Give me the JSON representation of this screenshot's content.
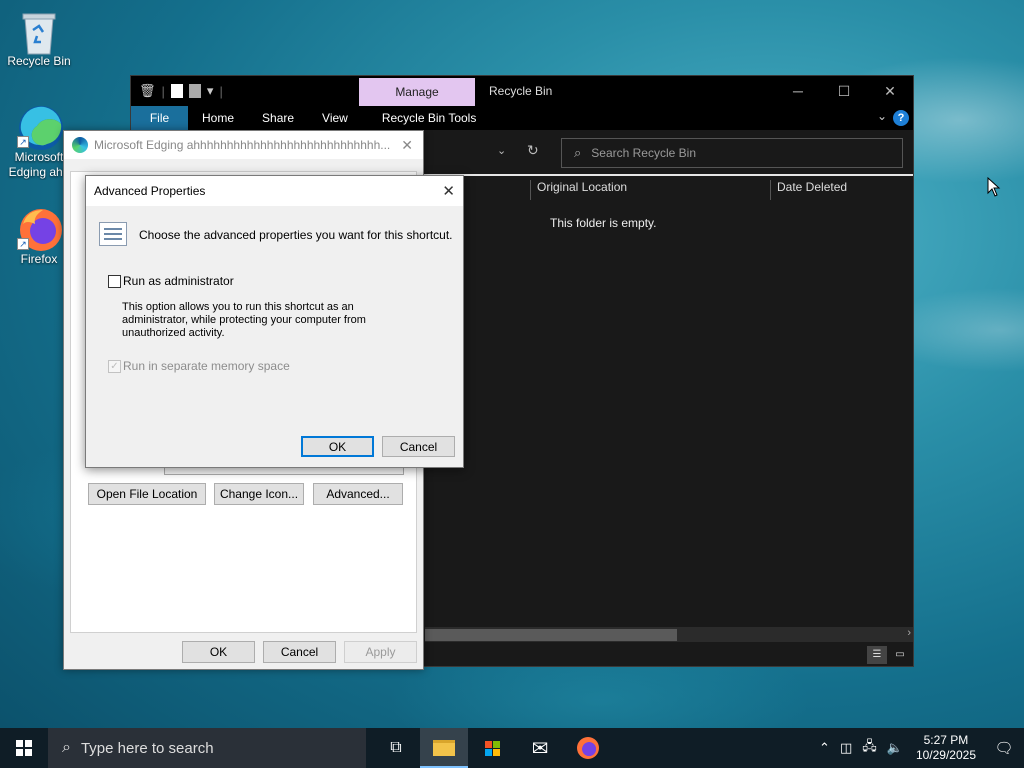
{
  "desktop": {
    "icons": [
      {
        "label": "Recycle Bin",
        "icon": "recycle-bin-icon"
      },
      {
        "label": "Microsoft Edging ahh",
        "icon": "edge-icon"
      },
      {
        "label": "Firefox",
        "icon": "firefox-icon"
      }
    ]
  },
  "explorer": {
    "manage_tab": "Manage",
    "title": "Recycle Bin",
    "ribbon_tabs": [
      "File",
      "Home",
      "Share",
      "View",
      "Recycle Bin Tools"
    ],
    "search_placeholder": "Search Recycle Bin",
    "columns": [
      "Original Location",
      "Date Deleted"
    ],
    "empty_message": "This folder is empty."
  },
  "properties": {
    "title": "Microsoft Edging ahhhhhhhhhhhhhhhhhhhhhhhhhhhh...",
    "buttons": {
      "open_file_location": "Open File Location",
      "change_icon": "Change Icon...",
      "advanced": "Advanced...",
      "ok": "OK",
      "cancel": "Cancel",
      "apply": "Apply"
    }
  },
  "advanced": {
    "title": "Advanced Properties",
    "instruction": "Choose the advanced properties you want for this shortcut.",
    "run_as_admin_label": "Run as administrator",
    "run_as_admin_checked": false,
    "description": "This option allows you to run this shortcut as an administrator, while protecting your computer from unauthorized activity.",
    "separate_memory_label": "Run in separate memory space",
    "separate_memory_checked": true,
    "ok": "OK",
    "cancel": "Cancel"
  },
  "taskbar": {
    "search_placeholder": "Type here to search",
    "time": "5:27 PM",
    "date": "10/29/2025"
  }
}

◆ ◆ ◆ ◆

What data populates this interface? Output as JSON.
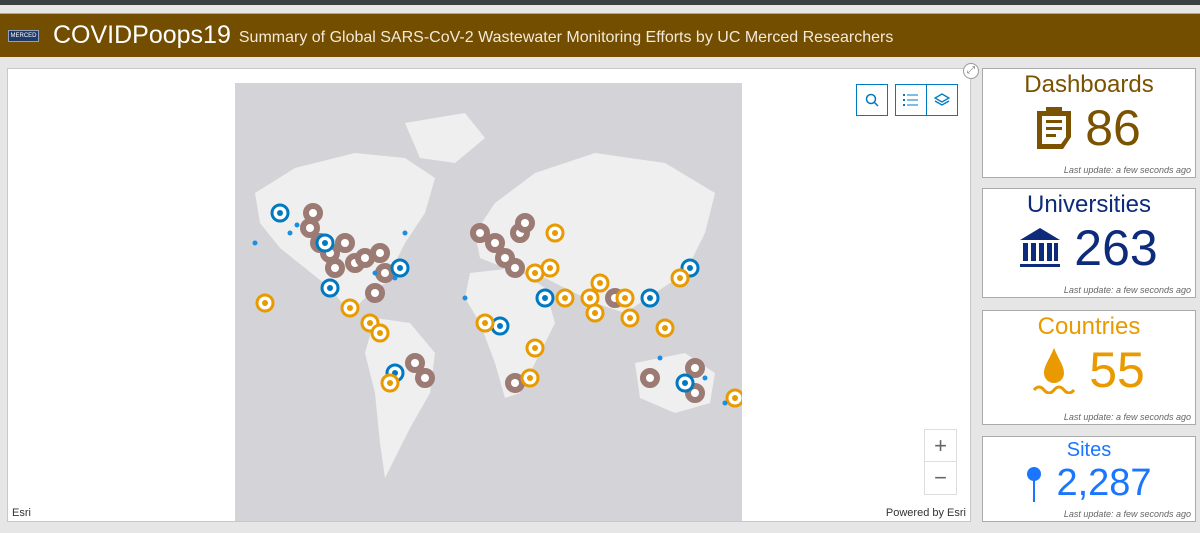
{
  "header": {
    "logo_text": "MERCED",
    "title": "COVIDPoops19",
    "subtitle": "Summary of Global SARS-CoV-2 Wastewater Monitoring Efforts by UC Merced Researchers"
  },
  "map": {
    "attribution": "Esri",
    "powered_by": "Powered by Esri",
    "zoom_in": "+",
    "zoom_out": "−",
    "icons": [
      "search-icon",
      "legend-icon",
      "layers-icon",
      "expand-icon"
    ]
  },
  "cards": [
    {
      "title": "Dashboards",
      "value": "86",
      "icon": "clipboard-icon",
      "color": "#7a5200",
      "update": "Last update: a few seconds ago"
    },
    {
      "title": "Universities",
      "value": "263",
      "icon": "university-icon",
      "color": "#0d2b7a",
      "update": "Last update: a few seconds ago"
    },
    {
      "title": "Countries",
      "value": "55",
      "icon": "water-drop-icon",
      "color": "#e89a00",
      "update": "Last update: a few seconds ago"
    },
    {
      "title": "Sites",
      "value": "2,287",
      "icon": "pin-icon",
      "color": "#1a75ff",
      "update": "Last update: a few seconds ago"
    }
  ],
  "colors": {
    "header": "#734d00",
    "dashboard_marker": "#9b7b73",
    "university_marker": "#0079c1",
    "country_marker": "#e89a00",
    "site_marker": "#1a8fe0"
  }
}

◆ ◆ ◆ ◆

▸ Written task
Return all the lines that contain the string "Microsoft".

▸ Exercise output
        "label": "Microsoft Edging ahh",
    "title": "Microsoft Edging ahhhhhhhhhhhhhhhhhhhhhhhhhhhh...",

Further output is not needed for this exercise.